WRITTEN INSTRUCTION.
Please quote every line word for word.

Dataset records
※
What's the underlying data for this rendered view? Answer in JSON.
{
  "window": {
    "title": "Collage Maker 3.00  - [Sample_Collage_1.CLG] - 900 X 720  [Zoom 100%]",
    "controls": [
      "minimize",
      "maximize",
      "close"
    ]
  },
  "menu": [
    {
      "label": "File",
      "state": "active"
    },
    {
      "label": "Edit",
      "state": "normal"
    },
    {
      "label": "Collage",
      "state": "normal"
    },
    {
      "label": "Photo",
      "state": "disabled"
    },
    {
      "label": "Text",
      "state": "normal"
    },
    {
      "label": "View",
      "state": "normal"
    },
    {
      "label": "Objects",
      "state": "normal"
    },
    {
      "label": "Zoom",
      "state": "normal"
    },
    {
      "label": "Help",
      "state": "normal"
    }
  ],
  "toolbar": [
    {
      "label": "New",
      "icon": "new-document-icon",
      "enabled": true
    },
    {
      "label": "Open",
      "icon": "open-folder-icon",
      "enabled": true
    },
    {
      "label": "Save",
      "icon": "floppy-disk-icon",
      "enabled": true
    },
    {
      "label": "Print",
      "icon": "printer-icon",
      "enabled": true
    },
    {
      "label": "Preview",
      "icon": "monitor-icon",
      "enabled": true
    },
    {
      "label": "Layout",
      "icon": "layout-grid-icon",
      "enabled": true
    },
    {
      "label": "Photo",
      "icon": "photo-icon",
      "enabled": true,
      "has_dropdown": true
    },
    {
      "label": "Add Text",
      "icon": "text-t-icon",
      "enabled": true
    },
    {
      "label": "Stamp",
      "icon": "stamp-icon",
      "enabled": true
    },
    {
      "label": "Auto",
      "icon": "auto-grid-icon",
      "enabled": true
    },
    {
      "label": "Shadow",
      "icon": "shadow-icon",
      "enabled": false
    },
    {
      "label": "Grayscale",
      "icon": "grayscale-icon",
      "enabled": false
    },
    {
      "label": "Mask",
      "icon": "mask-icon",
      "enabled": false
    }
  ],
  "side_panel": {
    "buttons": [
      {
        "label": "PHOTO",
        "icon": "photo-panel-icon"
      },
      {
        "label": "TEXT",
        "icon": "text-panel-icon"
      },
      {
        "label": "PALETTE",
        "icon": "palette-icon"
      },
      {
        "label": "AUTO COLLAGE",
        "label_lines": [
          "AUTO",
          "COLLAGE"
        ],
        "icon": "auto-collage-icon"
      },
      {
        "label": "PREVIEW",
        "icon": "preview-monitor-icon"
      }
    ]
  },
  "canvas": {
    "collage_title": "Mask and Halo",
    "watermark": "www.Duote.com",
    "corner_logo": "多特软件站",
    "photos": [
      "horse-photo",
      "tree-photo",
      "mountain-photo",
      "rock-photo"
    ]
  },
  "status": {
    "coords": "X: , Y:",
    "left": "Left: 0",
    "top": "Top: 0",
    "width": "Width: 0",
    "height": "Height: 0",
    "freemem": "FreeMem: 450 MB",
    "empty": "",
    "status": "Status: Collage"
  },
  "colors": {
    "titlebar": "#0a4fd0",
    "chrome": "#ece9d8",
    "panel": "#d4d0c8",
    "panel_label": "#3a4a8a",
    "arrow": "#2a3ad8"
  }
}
※
SOLVED PROBLEM.
What's the underlying data for this rendered view? Answer in JSON.
{
  "window": {
    "title": "Collage Maker 3.00  - [Sample_Collage_1.CLG] - 900 X 720  [Zoom 100%]",
    "controls": [
      "minimize",
      "maximize",
      "close"
    ]
  },
  "menu": [
    {
      "label": "File",
      "state": "active"
    },
    {
      "label": "Edit",
      "state": "normal"
    },
    {
      "label": "Collage",
      "state": "normal"
    },
    {
      "label": "Photo",
      "state": "disabled"
    },
    {
      "label": "Text",
      "state": "normal"
    },
    {
      "label": "View",
      "state": "normal"
    },
    {
      "label": "Objects",
      "state": "normal"
    },
    {
      "label": "Zoom",
      "state": "normal"
    },
    {
      "label": "Help",
      "state": "normal"
    }
  ],
  "toolbar": [
    {
      "label": "New",
      "icon": "new-document-icon",
      "enabled": true
    },
    {
      "label": "Open",
      "icon": "open-folder-icon",
      "enabled": true
    },
    {
      "label": "Save",
      "icon": "floppy-disk-icon",
      "enabled": true
    },
    {
      "label": "Print",
      "icon": "printer-icon",
      "enabled": true
    },
    {
      "label": "Preview",
      "icon": "monitor-icon",
      "enabled": true
    },
    {
      "label": "Layout",
      "icon": "layout-grid-icon",
      "enabled": true
    },
    {
      "label": "Photo",
      "icon": "photo-icon",
      "enabled": true,
      "has_dropdown": true
    },
    {
      "label": "Add Text",
      "icon": "text-t-icon",
      "enabled": true
    },
    {
      "label": "Stamp",
      "icon": "stamp-icon",
      "enabled": true
    },
    {
      "label": "Auto",
      "icon": "auto-grid-icon",
      "enabled": true
    },
    {
      "label": "Shadow",
      "icon": "shadow-icon",
      "enabled": false
    },
    {
      "label": "Grayscale",
      "icon": "grayscale-icon",
      "enabled": false
    },
    {
      "label": "Mask",
      "icon": "mask-icon",
      "enabled": false
    }
  ],
  "side_panel": {
    "buttons": [
      {
        "label": "PHOTO",
        "icon": "photo-panel-icon"
      },
      {
        "label": "TEXT",
        "icon": "text-panel-icon"
      },
      {
        "label": "PALETTE",
        "icon": "palette-icon"
      },
      {
        "label": "AUTO COLLAGE",
        "label_lines": [
          "AUTO",
          "COLLAGE"
        ],
        "icon": "auto-collage-icon"
      },
      {
        "label": "PREVIEW",
        "icon": "preview-monitor-icon"
      }
    ]
  },
  "canvas": {
    "collage_title": "Mask and Halo",
    "watermark": "www.Duote.com",
    "corner_logo": "多特软件站",
    "photos": [
      "horse-photo",
      "tree-photo",
      "mountain-photo",
      "rock-photo"
    ]
  },
  "status": {
    "coords": "X: , Y:",
    "left": "Left: 0",
    "top": "Top: 0",
    "width": "Width: 0",
    "height": "Height: 0",
    "freemem": "FreeMem: 450 MB",
    "empty": "",
    "status": "Status: Collage"
  },
  "colors": {
    "titlebar": "#0a4fd0",
    "chrome": "#ece9d8",
    "panel": "#d4d0c8",
    "panel_label": "#3a4a8a",
    "arrow": "#2a3ad8"
  }
}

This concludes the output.